## EXCERPT PROVIDED

◇ ◇ ◇ ◇

Basically, what goes on in Bonfire? The plot, please.

A bond trader named Sherman McCoy is riding high as the top producer at Pierce & Pierce, the top investment house on Wall Street. At thirty-eight, McCoy thinks of himself as a “Master of the Universe,” a man able to coax millions in a day from his computer terminal. McCoy believes that he is entitled to all the accouterments of a Master’s life: obscenely expensive Park Avenue pad, hot mistress, private school for daughter Campbell, etc.

Pride goeth before a fall.. .

You guessed it. The Master meets disaster when he gets pulled into the brawling ethnic jungles of New York, where few care that he went to the exclusive Buckley School. He gets involved in an accident in the terra incogita of the Bronx and, though his mistress is actually behind the wheel, is charged with hit and run. He becomes a pawn in a war between the turf lords of the city.

You mean street gangs, roving muggers?

Worse than that. Petty bureaucrats, including Abe Weiss, a desperate district attorney. He sees McCoy as the Great White Defendant whose capture will hush minority cries of racial bias and deliver Weiss to reelection. There’s also a supermacho Jewish prosecutor and a black minister-hustler who snookers a white church out of $350,000 and makes the whites feel guilty about it. Stoked by an amoral press, the bonfires are ready to blaze.

Shades of Radical Chic. But what about that bonfire idea ? Why the title of this book? Is there an echo of Thackeray’s Vanity Fair?

◇ ◇ ◇ ◇

## PROBLEM TO WORK ON
Answer yes or no to whether each statement agrees with the excerpt above, quoting the words that decide it: (a) Sherman McCoy is thirty-eight. (b) McCoy is driving when the accident in the Bronx happens. (c) The minister-hustler takes $350,000 from a white church.

◇ ◇ ◇ ◇

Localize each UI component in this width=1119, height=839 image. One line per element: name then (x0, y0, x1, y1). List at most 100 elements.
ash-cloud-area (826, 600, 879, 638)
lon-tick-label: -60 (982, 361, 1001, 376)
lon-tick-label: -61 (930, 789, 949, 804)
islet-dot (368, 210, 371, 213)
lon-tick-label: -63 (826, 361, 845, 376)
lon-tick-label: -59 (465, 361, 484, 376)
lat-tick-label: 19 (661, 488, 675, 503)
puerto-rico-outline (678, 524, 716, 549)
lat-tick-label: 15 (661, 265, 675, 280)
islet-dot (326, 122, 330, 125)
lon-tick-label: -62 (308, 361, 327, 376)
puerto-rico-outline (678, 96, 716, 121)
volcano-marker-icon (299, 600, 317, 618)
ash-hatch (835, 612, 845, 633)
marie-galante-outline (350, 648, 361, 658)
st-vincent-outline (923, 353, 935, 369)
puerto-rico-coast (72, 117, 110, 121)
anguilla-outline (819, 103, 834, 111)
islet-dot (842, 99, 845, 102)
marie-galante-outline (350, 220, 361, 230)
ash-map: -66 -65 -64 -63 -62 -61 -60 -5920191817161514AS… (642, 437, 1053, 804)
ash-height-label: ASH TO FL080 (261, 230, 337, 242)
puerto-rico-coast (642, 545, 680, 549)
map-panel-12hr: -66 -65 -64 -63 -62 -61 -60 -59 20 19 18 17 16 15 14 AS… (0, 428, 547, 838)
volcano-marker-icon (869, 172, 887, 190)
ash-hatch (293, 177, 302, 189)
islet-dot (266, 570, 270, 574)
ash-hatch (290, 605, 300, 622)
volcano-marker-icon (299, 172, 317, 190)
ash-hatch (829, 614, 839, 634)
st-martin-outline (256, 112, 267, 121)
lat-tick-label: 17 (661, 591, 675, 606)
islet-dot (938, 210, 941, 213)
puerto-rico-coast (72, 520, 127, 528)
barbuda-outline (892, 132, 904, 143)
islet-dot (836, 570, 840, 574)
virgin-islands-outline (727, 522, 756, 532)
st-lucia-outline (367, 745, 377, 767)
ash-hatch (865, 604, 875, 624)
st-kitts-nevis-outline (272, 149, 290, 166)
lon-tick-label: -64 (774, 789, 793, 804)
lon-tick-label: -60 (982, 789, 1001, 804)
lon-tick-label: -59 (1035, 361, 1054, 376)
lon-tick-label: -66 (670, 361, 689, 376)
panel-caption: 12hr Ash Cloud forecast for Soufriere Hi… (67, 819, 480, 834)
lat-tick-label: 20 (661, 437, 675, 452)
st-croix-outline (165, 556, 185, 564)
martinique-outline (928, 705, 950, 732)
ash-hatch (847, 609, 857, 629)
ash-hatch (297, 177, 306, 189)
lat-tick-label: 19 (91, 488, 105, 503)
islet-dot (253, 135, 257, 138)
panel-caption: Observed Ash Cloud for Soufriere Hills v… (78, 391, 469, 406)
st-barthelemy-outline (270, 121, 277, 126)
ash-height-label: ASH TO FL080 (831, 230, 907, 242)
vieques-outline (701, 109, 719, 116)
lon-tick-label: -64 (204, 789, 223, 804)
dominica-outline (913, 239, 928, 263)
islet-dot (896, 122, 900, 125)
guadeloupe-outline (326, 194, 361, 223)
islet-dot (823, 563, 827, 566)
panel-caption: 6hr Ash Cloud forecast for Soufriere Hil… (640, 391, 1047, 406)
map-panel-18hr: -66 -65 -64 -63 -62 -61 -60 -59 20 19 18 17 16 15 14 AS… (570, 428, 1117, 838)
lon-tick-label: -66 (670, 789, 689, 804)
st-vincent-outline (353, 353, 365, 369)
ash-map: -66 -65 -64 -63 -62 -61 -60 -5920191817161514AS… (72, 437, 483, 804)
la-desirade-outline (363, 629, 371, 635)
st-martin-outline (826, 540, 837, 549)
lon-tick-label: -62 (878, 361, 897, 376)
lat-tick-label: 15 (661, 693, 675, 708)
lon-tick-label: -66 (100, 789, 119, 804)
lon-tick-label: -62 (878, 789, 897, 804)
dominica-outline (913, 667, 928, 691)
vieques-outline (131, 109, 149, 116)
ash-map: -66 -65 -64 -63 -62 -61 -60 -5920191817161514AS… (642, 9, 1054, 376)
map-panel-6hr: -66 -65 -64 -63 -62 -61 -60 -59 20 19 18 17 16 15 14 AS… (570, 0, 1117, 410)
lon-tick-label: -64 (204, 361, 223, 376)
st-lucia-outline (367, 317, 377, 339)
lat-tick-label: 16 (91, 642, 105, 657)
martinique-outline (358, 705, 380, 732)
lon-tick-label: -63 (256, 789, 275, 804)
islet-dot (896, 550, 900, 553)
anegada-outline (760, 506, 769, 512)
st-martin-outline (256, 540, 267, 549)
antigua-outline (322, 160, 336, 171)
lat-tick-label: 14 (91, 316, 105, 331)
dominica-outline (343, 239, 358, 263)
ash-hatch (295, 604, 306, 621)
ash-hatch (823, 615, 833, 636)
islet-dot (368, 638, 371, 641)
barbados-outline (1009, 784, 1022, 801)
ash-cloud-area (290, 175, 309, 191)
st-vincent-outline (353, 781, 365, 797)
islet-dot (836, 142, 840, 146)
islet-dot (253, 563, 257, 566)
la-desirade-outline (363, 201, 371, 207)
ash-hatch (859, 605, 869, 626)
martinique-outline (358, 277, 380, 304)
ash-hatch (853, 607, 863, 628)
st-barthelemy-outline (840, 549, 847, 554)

◇ ◇ ◇ ◇

## RESPONSE TO THIS EXERCISE
(a) Yes: "At thirty-eight, McCoy thinks of himself as a “Master of the Universe,”"
(b) No: "though his mistress is actually behind the wheel"
(c) Yes: "a black minister-hustler who snookers a white church out of $350,000"